• **DIRECTIVE**:
Lift every line from the entries that includes the word "Research".
-*-*-
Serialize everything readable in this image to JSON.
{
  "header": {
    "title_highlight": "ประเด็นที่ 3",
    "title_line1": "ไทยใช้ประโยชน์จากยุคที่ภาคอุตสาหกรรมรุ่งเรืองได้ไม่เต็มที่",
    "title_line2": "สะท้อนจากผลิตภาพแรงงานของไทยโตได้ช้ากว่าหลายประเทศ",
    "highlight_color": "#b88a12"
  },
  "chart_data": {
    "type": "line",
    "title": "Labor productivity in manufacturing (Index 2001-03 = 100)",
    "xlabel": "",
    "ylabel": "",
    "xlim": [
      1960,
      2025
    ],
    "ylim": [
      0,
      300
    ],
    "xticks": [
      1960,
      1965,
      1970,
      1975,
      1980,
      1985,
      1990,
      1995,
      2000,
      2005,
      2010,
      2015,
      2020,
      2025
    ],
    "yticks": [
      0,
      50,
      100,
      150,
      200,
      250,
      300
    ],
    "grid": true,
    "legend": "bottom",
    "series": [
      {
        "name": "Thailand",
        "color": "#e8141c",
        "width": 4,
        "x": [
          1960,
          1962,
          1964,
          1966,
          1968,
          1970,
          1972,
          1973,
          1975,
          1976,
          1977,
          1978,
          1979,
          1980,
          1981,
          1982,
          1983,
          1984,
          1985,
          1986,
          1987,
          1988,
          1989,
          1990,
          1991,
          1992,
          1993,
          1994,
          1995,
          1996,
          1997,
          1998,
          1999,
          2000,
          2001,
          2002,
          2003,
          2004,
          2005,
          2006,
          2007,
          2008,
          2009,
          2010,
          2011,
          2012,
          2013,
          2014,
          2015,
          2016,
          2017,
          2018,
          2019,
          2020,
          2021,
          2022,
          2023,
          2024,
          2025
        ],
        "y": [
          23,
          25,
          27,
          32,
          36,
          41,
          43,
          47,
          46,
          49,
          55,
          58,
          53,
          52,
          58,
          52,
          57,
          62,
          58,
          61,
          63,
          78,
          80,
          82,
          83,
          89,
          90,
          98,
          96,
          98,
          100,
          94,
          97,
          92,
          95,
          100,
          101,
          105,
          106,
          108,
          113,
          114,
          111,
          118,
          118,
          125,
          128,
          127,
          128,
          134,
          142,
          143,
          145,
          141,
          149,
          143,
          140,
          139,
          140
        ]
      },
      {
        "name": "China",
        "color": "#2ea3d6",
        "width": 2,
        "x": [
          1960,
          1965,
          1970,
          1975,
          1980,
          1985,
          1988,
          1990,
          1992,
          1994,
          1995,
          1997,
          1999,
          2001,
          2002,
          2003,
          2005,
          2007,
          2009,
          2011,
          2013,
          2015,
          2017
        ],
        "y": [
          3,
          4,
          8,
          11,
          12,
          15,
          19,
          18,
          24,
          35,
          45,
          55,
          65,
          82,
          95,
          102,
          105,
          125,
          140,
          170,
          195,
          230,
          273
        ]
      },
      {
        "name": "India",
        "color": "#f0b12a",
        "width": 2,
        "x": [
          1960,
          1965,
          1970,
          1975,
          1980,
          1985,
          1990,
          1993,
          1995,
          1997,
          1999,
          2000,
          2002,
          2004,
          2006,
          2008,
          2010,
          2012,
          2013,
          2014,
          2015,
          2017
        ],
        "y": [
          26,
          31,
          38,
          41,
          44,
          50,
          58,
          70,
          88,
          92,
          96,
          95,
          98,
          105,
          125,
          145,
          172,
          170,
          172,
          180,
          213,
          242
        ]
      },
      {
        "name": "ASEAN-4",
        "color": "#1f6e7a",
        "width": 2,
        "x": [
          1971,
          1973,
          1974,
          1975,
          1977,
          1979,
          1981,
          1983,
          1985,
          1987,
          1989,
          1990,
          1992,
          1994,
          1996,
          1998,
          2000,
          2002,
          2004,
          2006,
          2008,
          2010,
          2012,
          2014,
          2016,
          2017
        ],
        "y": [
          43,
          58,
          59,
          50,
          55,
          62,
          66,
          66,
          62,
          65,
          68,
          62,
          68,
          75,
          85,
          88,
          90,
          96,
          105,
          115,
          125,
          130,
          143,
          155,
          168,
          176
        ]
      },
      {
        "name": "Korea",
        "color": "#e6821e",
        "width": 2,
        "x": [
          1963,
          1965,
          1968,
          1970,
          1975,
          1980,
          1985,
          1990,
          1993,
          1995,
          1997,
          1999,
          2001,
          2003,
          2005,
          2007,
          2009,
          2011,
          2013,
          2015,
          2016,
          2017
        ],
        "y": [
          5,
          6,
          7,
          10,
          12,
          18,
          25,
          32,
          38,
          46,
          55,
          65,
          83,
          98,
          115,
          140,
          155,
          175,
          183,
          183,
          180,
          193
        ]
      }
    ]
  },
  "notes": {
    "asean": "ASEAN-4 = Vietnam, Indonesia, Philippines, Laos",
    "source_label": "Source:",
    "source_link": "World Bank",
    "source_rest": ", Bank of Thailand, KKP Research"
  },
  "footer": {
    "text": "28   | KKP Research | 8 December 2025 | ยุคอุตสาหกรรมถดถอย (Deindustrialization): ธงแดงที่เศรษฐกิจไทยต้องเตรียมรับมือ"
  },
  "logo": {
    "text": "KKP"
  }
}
-*-*-
• **REPLY TO THE EXERCISE**:
    "source_rest": ", Bank of Thailand, KKP Research"
    "text": "28   | KKP Research | 8 December 2025 | ยุคอุตสาหกรรมถดถอย (Deindustrialization): ธงแดงที่เศรษฐกิจไทยต้องเตรียมรับมือ"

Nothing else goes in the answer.